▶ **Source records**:
──────────

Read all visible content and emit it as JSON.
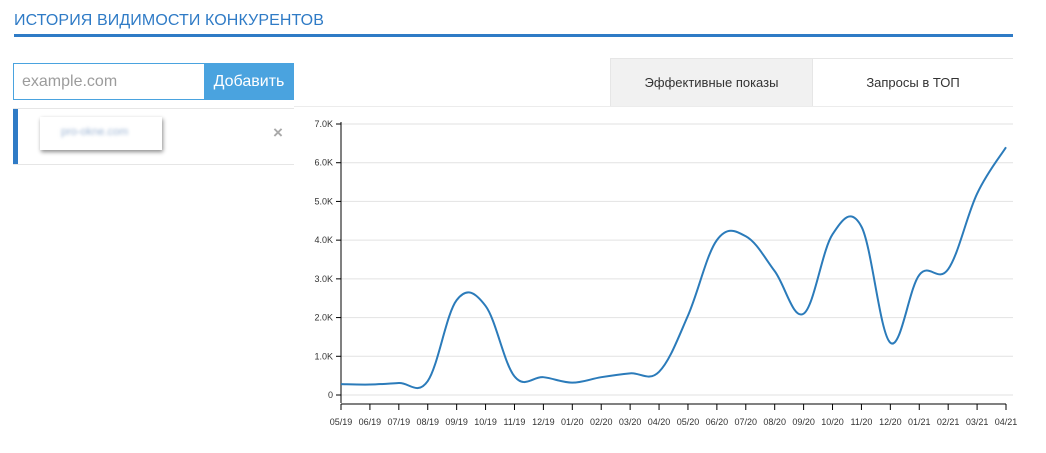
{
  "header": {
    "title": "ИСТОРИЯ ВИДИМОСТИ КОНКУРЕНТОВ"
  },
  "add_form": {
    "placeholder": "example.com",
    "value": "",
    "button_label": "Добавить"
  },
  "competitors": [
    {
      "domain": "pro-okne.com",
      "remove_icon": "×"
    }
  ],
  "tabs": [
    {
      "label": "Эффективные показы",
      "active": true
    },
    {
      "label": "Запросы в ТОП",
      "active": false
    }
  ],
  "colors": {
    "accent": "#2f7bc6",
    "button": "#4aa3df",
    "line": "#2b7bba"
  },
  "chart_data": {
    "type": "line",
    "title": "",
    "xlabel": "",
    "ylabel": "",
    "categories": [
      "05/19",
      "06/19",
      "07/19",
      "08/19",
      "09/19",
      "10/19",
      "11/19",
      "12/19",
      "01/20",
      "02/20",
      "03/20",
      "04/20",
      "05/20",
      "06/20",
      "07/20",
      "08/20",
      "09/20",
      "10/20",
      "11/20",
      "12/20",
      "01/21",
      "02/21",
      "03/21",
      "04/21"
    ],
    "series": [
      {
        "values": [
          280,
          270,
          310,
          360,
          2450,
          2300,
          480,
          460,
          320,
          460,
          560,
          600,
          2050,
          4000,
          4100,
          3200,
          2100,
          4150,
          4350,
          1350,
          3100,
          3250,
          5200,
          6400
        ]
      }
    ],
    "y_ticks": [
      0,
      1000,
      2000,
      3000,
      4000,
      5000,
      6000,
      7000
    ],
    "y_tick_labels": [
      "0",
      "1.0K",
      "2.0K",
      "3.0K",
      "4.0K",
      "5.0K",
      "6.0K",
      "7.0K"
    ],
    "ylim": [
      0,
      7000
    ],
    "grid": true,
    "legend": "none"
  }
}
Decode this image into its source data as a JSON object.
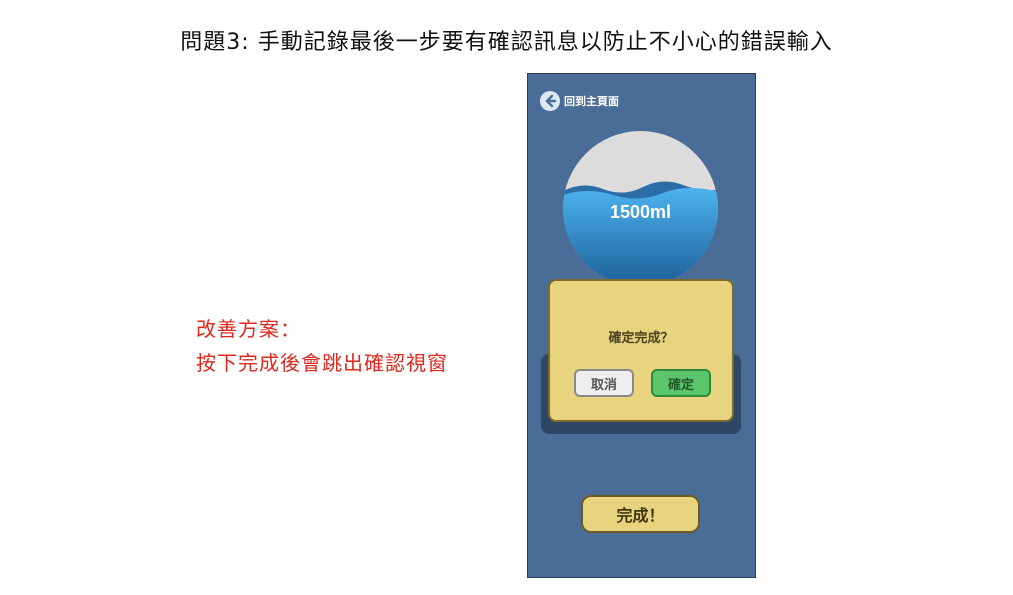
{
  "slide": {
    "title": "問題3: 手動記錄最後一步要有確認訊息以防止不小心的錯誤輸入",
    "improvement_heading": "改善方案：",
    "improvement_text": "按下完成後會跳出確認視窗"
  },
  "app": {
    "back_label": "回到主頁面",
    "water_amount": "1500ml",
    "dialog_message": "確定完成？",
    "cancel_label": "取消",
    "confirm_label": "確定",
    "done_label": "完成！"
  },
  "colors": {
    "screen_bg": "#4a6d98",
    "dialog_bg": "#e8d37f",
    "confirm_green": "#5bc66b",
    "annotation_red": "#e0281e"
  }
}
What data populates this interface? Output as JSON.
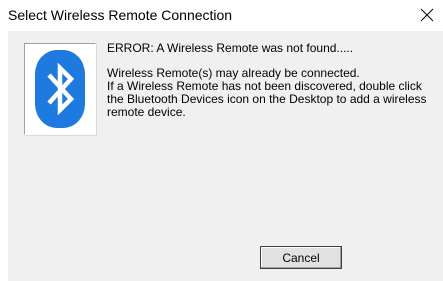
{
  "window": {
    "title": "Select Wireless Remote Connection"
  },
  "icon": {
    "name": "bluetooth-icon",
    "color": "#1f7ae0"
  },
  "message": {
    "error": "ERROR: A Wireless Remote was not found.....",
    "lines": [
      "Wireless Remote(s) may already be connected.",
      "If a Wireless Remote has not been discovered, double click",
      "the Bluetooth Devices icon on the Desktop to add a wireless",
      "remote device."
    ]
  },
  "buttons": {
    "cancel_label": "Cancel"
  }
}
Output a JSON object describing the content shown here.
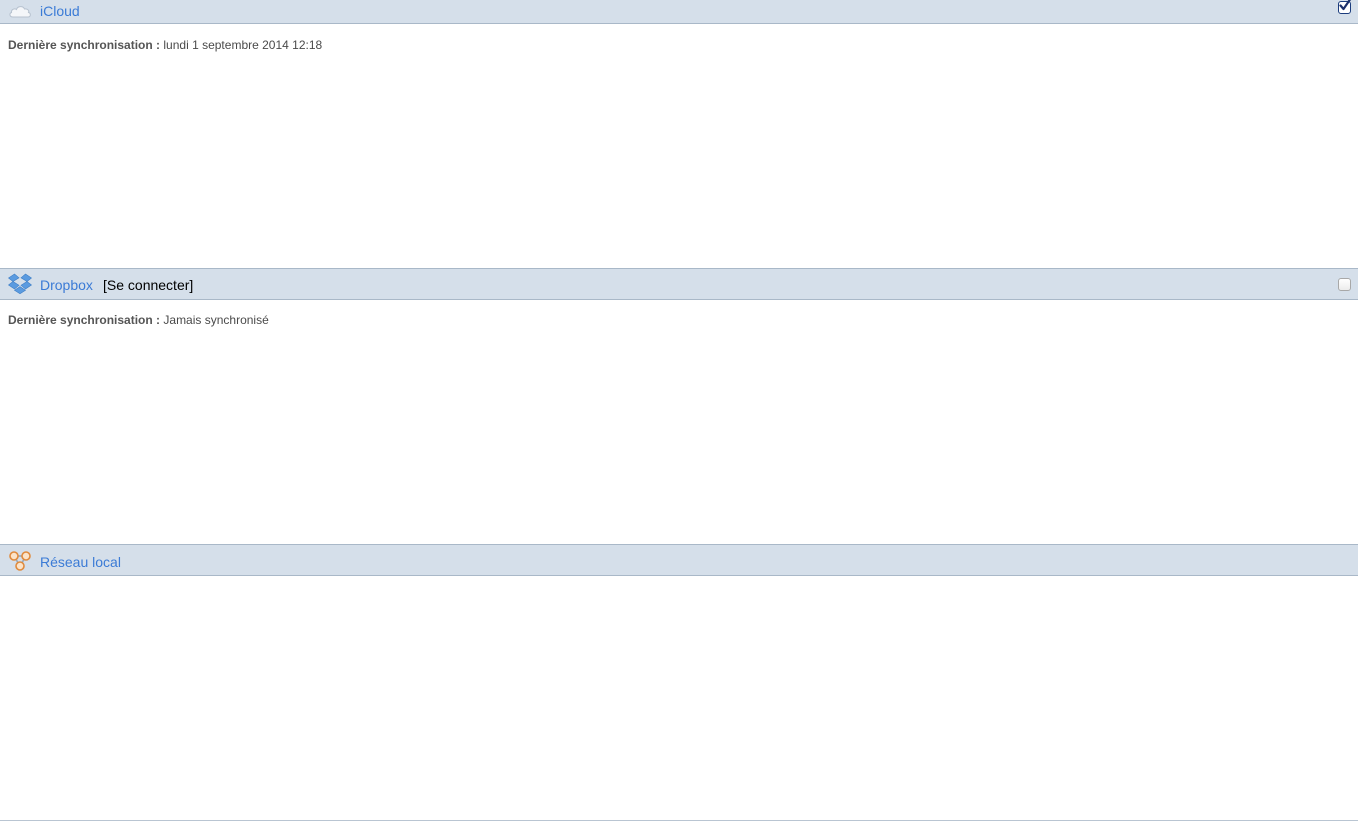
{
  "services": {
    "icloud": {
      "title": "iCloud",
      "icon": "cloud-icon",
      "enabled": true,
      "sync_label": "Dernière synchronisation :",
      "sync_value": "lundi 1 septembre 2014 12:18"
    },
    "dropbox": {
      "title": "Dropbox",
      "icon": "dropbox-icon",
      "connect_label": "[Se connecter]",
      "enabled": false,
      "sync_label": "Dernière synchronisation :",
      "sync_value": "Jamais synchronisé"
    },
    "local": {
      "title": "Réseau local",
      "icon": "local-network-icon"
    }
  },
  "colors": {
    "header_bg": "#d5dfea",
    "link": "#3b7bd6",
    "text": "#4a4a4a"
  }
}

──────────

▶ **Task prompt**: Leave out the pictures and return every record word for word.

▶ **Final result**:
Read all visible content and emit it as JSON.
{
  "header": {
    "title": "ИСТОРИЯ ВИДИМОСТИ КОНКУРЕНТОВ"
  },
  "add_form": {
    "placeholder": "example.com",
    "value": "",
    "button_label": "Добавить"
  },
  "competitors": [
    {
      "domain": "pro-okne.com",
      "remove_icon": "×"
    }
  ],
  "tabs": [
    {
      "label": "Эффективные показы",
      "active": true
    },
    {
      "label": "Запросы в ТОП",
      "active": false
    }
  ],
  "colors": {
    "accent": "#2f7bc6",
    "button": "#4aa3df",
    "line": "#2b7bba"
  },
  "chart_data": {
    "type": "line",
    "title": "",
    "xlabel": "",
    "ylabel": "",
    "categories": [
      "05/19",
      "06/19",
      "07/19",
      "08/19",
      "09/19",
      "10/19",
      "11/19",
      "12/19",
      "01/20",
      "02/20",
      "03/20",
      "04/20",
      "05/20",
      "06/20",
      "07/20",
      "08/20",
      "09/20",
      "10/20",
      "11/20",
      "12/20",
      "01/21",
      "02/21",
      "03/21",
      "04/21"
    ],
    "series": [
      {
        "values": [
          280,
          270,
          310,
          360,
          2450,
          2300,
          480,
          460,
          320,
          460,
          560,
          600,
          2050,
          4000,
          4100,
          3200,
          2100,
          4150,
          4350,
          1350,
          3100,
          3250,
          5200,
          6400
        ]
      }
    ],
    "y_ticks": [
      0,
      1000,
      2000,
      3000,
      4000,
      5000,
      6000,
      7000
    ],
    "y_tick_labels": [
      "0",
      "1.0K",
      "2.0K",
      "3.0K",
      "4.0K",
      "5.0K",
      "6.0K",
      "7.0K"
    ],
    "ylim": [
      0,
      7000
    ],
    "grid": true,
    "legend": "none"
  }
}
Decode this image into its source data as a JSON object.
{
  "slide": {
    "title": "問題3: 手動記錄最後一步要有確認訊息以防止不小心的錯誤輸入",
    "improvement_heading": "改善方案：",
    "improvement_text": "按下完成後會跳出確認視窗"
  },
  "app": {
    "back_label": "回到主頁面",
    "water_amount": "1500ml",
    "dialog_message": "確定完成？",
    "cancel_label": "取消",
    "confirm_label": "確定",
    "done_label": "完成！"
  },
  "colors": {
    "screen_bg": "#4a6d98",
    "dialog_bg": "#e8d37f",
    "confirm_green": "#5bc66b",
    "annotation_red": "#e0281e"
  }
}
What data populates this interface? Output as JSON.
{
  "window": {
    "title": "Select Wireless Remote Connection"
  },
  "icon": {
    "name": "bluetooth-icon",
    "color": "#1f7ae0"
  },
  "message": {
    "error": "ERROR: A Wireless Remote was not found.....",
    "lines": [
      "Wireless Remote(s) may already be connected.",
      "If a Wireless Remote has not been discovered, double click",
      "the Bluetooth Devices icon on the Desktop to add a wireless",
      "remote device."
    ]
  },
  "buttons": {
    "cancel_label": "Cancel"
  }
}
Output a JSON object describing the content shown here.
{
  "services": {
    "icloud": {
      "title": "iCloud",
      "icon": "cloud-icon",
      "enabled": true,
      "sync_label": "Dernière synchronisation :",
      "sync_value": "lundi 1 septembre 2014 12:18"
    },
    "dropbox": {
      "title": "Dropbox",
      "icon": "dropbox-icon",
      "connect_label": "[Se connecter]",
      "enabled": false,
      "sync_label": "Dernière synchronisation :",
      "sync_value": "Jamais synchronisé"
    },
    "local": {
      "title": "Réseau local",
      "icon": "local-network-icon"
    }
  },
  "colors": {
    "header_bg": "#d5dfea",
    "link": "#3b7bd6",
    "text": "#4a4a4a"
  }
}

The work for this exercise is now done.